A run of records
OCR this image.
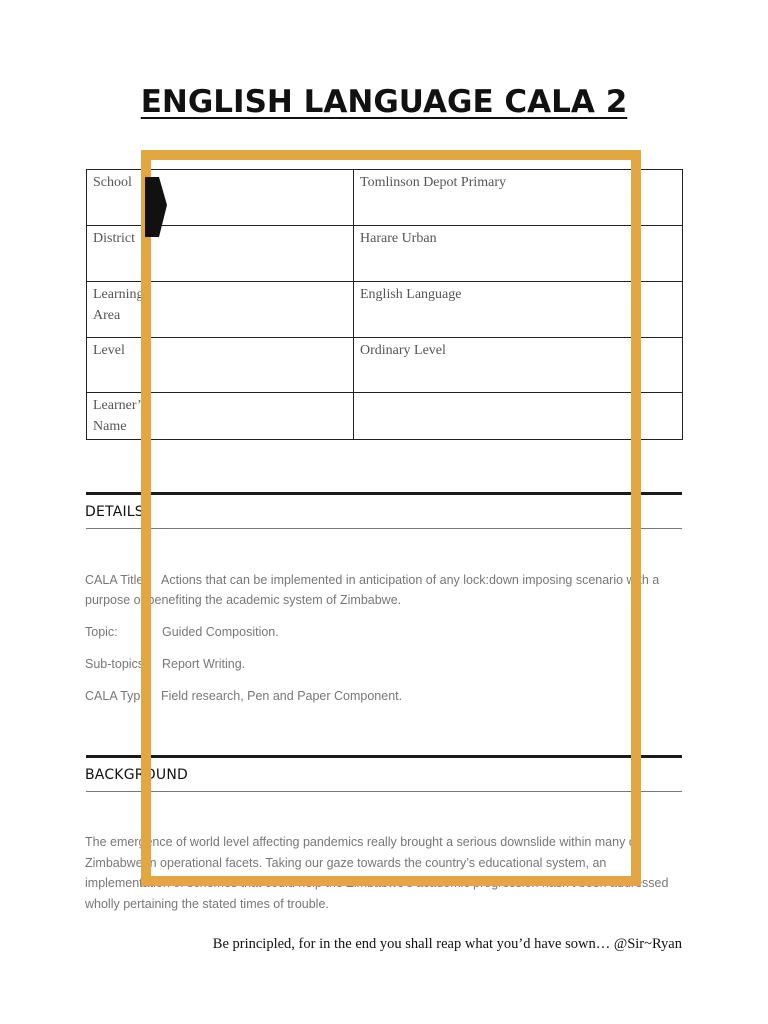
ENGLISH LANGUAGE CALA 2
School	Tomlinson Depot Primary
District	Harare Urban
Learning Area	English Language
Level	Ordinary Level
Learner’s Name	
DETAILS
CALA Title: Actions that can be implemented in anticipation of any lock:down imposing scenario with a purpose of benefiting the academic system of Zimbabwe.
Topic:	Guided Composition.
Sub-topics: Report Writing.
CALA Type: Field research, Pen and Paper Component.
BACKGROUND

The emergence of world level affecting pandemics really brought a serious downslide within many of Zimbabwean operational facets. Taking our gaze towards the country’s educational system, an implementation of schemes that could help the Zimbabwe’s academic progression hasn’t been addressed wholly pertaining the stated times of trouble.

Be principled, for in the end you shall reap what you’d have sown… @Sir~Ryan
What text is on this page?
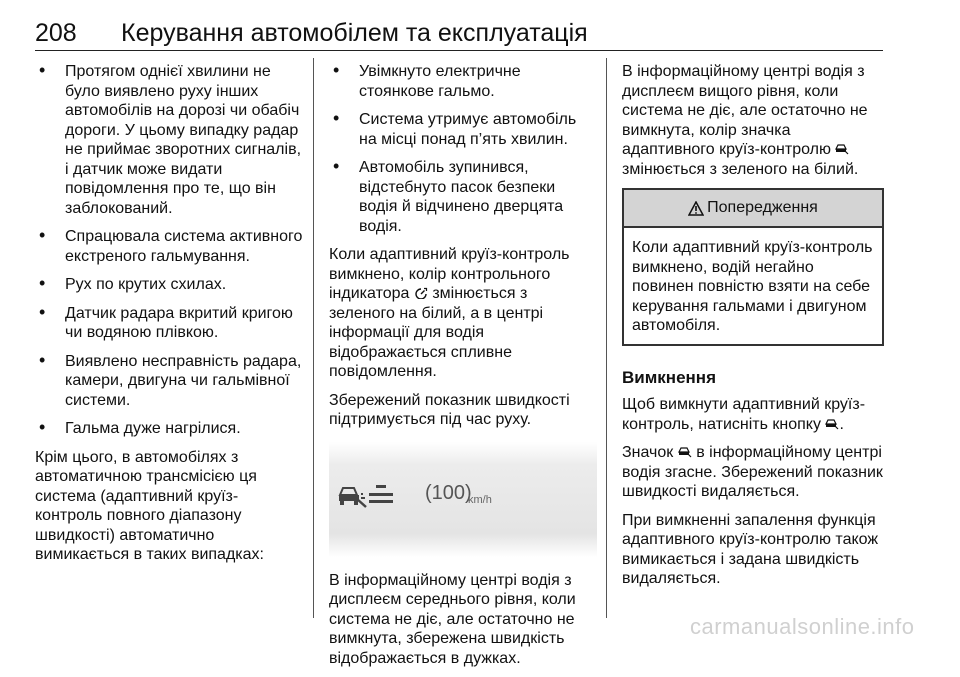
208 Керування автомобілем та експлуатація
• Протягом однієї хвилини не було виявлено руху інших автомобілів на дорозі чи обабіч дороги. У цьому випадку радар не приймає зворотних сигналів, і датчик може видати повідомлення про те, що він заблокований.
• Спрацювала система активного екстреного гальмування.
• Рух по крутих схилах.
• Датчик радара вкритий кригою чи водяною плівкою.
• Виявлено несправність радара, камери, двигуна чи гальмівної системи.
• Гальма дуже нагрілися.

Крім цього, в автомобілях з автоматичною трансмісією ця система (адаптивний круїз-контроль повного діапазону швидкості) автоматично вимикається в таких випадках:

• Увімкнуто електричне стоянкове гальмо.
• Система утримує автомобіль на місці понад п’ять хвилин.
• Автомобіль зупинився, відстебнуто пасок безпеки водія й відчинено дверцята водія.

Коли адаптивний круїз-контроль вимкнено, колір контрольного індикатора змінюється з зеленого на білий, а в центрі інформації для водія відображається спливне повідомлення.

Збережений показник швидкості підтримується під час руху.

(100)
km/h

В інформаційному центрі водія з дисплеєм середнього рівня, коли система не діє, але остаточно не вимкнута, збережена швидкість відображається в дужках.

В інформаційному центрі водія з дисплеєм вищого рівня, коли система не діє, але остаточно не вимкнута, колір значка адаптивного круїз-контролю  змінюється з зеленого на білий.

Попередження
Коли адаптивний круїз-контроль вимкнено, водій негайно повинен повністю взяти на себе керування гальмами і двигуном автомобіля.
Вимкнення

Щоб вимкнути адаптивний круїз-контроль, натисніть кнопку .

Значок в інформаційному центрі водія згасне. Збережений показник швидкості видаляється.

При вимкненні запалення функція адаптивного круїз-контролю також вимикається і задана швидкість видаляється.

carmanualsonline.info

YOUR OBJECTIVE: State the count of lines that contain the string "вимкнута". Nothing else is needed.

WRITTEN ANSWER: 2